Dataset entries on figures
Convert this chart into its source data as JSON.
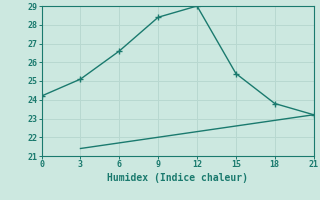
{
  "line1_x": [
    0,
    3,
    6,
    9,
    12,
    15,
    18,
    21
  ],
  "line1_y": [
    24.2,
    25.1,
    26.6,
    28.4,
    29.0,
    25.4,
    23.8,
    23.2
  ],
  "line2_x": [
    3,
    21
  ],
  "line2_y": [
    21.4,
    23.2
  ],
  "color": "#1a7a6e",
  "xlabel": "Humidex (Indice chaleur)",
  "xlim": [
    0,
    21
  ],
  "ylim": [
    21,
    29
  ],
  "xticks": [
    0,
    3,
    6,
    9,
    12,
    15,
    18,
    21
  ],
  "yticks": [
    21,
    22,
    23,
    24,
    25,
    26,
    27,
    28,
    29
  ],
  "bg_color": "#cce8e0",
  "grid_color": "#b8d8d0",
  "marker": "+",
  "markersize": 5,
  "linewidth": 1.0
}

_GIVEN PROBLEM_. Will you set down the records word for word while leaving out every picture?

_WRITTEN RESPONSE_.
Convert this chart into its source data as JSON.
{
  "line1_x": [
    0,
    3,
    6,
    9,
    12,
    15,
    18,
    21
  ],
  "line1_y": [
    24.2,
    25.1,
    26.6,
    28.4,
    29.0,
    25.4,
    23.8,
    23.2
  ],
  "line2_x": [
    3,
    21
  ],
  "line2_y": [
    21.4,
    23.2
  ],
  "color": "#1a7a6e",
  "xlabel": "Humidex (Indice chaleur)",
  "xlim": [
    0,
    21
  ],
  "ylim": [
    21,
    29
  ],
  "xticks": [
    0,
    3,
    6,
    9,
    12,
    15,
    18,
    21
  ],
  "yticks": [
    21,
    22,
    23,
    24,
    25,
    26,
    27,
    28,
    29
  ],
  "bg_color": "#cce8e0",
  "grid_color": "#b8d8d0",
  "marker": "+",
  "markersize": 5,
  "linewidth": 1.0
}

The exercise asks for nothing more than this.